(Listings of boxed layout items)
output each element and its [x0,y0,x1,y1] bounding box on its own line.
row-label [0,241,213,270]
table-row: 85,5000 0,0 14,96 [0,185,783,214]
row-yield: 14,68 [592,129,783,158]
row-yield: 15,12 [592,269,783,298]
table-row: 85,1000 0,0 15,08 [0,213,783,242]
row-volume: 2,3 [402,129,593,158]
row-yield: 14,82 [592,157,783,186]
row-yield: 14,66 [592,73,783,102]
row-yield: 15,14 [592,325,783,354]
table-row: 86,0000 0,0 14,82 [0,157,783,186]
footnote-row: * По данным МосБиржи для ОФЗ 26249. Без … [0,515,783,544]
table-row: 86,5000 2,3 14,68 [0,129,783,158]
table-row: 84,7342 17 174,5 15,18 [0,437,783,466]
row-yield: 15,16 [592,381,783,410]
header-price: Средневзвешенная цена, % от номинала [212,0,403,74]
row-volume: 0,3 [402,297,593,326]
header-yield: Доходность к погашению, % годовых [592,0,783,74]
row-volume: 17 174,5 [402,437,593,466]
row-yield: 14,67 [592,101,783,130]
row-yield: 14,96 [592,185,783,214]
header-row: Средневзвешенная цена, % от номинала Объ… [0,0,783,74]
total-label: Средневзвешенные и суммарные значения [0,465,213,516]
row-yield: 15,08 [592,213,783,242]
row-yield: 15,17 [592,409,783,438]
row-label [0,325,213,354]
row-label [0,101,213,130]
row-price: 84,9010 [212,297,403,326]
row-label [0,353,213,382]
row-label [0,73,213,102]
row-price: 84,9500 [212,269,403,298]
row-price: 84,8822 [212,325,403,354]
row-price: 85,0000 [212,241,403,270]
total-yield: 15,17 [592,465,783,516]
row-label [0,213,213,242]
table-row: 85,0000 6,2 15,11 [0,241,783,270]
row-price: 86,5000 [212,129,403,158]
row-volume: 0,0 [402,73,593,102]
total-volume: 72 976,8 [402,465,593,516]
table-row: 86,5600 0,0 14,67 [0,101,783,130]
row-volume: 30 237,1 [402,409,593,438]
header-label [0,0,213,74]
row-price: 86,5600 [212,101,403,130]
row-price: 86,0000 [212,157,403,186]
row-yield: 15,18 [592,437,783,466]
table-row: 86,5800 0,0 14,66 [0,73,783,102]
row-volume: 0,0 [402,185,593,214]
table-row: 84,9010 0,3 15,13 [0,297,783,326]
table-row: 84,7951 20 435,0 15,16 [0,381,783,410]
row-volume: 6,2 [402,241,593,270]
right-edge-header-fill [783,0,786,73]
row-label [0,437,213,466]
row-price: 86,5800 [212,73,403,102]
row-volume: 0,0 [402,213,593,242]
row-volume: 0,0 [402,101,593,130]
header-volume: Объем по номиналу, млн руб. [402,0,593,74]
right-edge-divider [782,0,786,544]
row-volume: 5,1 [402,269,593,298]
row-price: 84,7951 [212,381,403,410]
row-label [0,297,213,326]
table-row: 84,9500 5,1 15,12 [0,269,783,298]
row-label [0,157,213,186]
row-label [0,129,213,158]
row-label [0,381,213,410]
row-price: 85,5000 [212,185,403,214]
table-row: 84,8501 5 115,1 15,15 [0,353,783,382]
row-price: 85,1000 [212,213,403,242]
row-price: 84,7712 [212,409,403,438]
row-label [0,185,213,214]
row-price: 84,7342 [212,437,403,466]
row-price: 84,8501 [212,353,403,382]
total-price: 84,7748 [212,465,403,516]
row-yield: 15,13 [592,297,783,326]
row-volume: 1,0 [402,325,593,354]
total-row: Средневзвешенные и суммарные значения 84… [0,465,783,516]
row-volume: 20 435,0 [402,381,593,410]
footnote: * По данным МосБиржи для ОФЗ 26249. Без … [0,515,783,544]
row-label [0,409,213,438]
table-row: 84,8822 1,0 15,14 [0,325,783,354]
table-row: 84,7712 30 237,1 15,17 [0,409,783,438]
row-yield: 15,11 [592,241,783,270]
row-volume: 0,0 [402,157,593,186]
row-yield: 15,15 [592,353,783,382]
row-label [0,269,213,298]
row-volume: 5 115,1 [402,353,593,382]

◆ What the exercise asks:
Revise the items from the first one down through the line containing "row-yield: 15,16 [592,381,783,410]", changing every "table-row" to "data-row". Keep everything else the same.

◆ Solution to this exercise:
output each element and its [x0,y0,x1,y1] bounding box on its own line.
row-label [0,241,213,270]
data-row: 85,5000 0,0 14,96 [0,185,783,214]
row-yield: 14,68 [592,129,783,158]
row-yield: 15,12 [592,269,783,298]
data-row: 85,1000 0,0 15,08 [0,213,783,242]
row-volume: 2,3 [402,129,593,158]
row-yield: 14,82 [592,157,783,186]
row-yield: 14,66 [592,73,783,102]
row-yield: 15,14 [592,325,783,354]
data-row: 86,0000 0,0 14,82 [0,157,783,186]
footnote-row: * По данным МосБиржи для ОФЗ 26249. Без … [0,515,783,544]
data-row: 86,5000 2,3 14,68 [0,129,783,158]
data-row: 84,7342 17 174,5 15,18 [0,437,783,466]
row-yield: 15,16 [592,381,783,410]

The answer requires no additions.